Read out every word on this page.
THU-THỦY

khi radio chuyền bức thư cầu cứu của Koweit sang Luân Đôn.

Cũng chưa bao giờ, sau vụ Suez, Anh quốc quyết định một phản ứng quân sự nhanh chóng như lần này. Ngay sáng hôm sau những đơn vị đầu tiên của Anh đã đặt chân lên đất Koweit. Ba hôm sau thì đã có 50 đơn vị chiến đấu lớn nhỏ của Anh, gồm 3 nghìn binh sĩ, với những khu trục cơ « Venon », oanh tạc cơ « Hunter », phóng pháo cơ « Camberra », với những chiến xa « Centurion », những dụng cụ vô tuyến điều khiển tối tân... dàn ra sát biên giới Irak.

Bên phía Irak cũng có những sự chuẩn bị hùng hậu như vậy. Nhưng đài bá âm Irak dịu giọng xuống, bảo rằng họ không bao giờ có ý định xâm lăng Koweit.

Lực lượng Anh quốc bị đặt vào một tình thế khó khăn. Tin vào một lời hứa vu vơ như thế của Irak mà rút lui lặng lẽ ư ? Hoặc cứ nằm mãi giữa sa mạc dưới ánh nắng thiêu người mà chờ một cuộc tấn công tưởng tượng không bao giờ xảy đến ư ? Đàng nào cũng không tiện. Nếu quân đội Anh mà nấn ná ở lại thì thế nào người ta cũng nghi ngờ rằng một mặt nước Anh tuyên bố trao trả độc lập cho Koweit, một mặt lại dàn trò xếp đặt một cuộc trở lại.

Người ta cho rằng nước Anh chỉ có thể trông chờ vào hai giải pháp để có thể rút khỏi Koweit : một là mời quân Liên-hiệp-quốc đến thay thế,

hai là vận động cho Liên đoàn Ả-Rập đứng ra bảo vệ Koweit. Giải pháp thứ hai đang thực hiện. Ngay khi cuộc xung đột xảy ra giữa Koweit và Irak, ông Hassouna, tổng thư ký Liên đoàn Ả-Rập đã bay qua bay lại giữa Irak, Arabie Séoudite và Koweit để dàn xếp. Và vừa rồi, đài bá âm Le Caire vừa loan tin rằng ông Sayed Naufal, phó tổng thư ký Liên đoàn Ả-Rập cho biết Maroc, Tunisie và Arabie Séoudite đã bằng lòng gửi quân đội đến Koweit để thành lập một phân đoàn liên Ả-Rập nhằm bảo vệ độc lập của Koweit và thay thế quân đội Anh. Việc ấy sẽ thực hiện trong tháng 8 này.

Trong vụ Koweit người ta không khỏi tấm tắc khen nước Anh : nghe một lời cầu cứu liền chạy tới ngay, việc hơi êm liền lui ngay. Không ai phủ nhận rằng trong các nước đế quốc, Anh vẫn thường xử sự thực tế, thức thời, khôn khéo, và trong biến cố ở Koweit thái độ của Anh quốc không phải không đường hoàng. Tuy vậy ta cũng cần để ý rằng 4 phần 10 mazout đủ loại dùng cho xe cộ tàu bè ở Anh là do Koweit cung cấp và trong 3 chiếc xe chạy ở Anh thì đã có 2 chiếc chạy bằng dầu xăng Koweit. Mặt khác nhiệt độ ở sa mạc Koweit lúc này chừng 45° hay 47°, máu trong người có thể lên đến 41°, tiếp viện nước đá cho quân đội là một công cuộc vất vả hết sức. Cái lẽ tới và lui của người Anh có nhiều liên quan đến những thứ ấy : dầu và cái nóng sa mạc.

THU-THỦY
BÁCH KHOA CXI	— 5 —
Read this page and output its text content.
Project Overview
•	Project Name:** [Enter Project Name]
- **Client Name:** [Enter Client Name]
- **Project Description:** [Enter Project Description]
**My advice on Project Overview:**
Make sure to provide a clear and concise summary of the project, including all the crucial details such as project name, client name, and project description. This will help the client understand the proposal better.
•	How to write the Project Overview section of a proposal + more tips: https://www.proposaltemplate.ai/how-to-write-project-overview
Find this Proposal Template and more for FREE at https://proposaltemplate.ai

════════════════

INSTRUCTIONS FOR THE TASK:
Reproduce only the lines running from the one with "Read this page and output its text content." through the final line of the listing above, both ends included.

OUTPUT BELOW:
Read this page and output its text content.
Project Overview
•	Project Name:** [Enter Project Name]
- **Client Name:** [Enter Client Name]
- **Project Description:** [Enter Project Description]
**My advice on Project Overview:**
Make sure to provide a clear and concise summary of the project, including all the crucial details such as project name, client name, and project description. This will help the client understand the proposal better.
•	How to write the Project Overview section of a proposal + more tips: https://www.proposaltemplate.ai/how-to-write-project-overview
Find this Proposal Template and more for FREE at https://proposaltemplate.ai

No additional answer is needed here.